[start]

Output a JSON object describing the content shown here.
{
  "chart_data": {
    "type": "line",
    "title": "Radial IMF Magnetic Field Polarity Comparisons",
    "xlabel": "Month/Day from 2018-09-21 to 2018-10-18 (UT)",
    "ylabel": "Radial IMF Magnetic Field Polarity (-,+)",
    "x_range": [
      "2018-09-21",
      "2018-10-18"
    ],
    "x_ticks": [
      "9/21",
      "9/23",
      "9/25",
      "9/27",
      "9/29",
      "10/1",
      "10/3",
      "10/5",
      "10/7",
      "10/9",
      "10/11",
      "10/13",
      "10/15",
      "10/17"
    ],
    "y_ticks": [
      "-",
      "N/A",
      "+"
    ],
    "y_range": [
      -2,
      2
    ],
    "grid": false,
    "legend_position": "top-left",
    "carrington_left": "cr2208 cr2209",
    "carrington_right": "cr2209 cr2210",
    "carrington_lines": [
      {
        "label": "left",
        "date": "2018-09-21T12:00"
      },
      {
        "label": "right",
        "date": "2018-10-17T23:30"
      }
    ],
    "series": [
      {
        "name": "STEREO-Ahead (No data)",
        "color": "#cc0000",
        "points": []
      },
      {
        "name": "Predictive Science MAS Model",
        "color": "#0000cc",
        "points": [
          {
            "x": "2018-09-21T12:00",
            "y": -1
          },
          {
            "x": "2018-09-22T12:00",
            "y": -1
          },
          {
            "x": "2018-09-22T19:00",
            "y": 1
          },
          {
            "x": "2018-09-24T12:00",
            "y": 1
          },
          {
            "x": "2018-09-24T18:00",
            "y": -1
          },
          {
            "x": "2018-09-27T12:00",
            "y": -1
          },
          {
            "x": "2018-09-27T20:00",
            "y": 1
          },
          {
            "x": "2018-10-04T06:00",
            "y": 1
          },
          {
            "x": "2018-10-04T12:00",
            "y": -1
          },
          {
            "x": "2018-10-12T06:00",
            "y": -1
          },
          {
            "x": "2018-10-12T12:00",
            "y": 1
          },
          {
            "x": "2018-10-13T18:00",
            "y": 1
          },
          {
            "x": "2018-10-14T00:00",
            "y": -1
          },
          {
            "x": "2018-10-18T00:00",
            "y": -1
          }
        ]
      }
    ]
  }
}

[end]

> _What to do_
Every record above must be duplicated exactly.

> _Written answer_
Output a JSON object describing the content shown here.
{
  "chart_data": {
    "type": "line",
    "title": "Radial IMF Magnetic Field Polarity Comparisons",
    "xlabel": "Month/Day from 2018-09-21 to 2018-10-18 (UT)",
    "ylabel": "Radial IMF Magnetic Field Polarity (-,+)",
    "x_range": [
      "2018-09-21",
      "2018-10-18"
    ],
    "x_ticks": [
      "9/21",
      "9/23",
      "9/25",
      "9/27",
      "9/29",
      "10/1",
      "10/3",
      "10/5",
      "10/7",
      "10/9",
      "10/11",
      "10/13",
      "10/15",
      "10/17"
    ],
    "y_ticks": [
      "-",
      "N/A",
      "+"
    ],
    "y_range": [
      -2,
      2
    ],
    "grid": false,
    "legend_position": "top-left",
    "carrington_left": "cr2208 cr2209",
    "carrington_right": "cr2209 cr2210",
    "carrington_lines": [
      {
        "label": "left",
        "date": "2018-09-21T12:00"
      },
      {
        "label": "right",
        "date": "2018-10-17T23:30"
      }
    ],
    "series": [
      {
        "name": "STEREO-Ahead (No data)",
        "color": "#cc0000",
        "points": []
      },
      {
        "name": "Predictive Science MAS Model",
        "color": "#0000cc",
        "points": [
          {
            "x": "2018-09-21T12:00",
            "y": -1
          },
          {
            "x": "2018-09-22T12:00",
            "y": -1
          },
          {
            "x": "2018-09-22T19:00",
            "y": 1
          },
          {
            "x": "2018-09-24T12:00",
            "y": 1
          },
          {
            "x": "2018-09-24T18:00",
            "y": -1
          },
          {
            "x": "2018-09-27T12:00",
            "y": -1
          },
          {
            "x": "2018-09-27T20:00",
            "y": 1
          },
          {
            "x": "2018-10-04T06:00",
            "y": 1
          },
          {
            "x": "2018-10-04T12:00",
            "y": -1
          },
          {
            "x": "2018-10-12T06:00",
            "y": -1
          },
          {
            "x": "2018-10-12T12:00",
            "y": 1
          },
          {
            "x": "2018-10-13T18:00",
            "y": 1
          },
          {
            "x": "2018-10-14T00:00",
            "y": -1
          },
          {
            "x": "2018-10-18T00:00",
            "y": -1
          }
        ]
      }
    ]
  }
}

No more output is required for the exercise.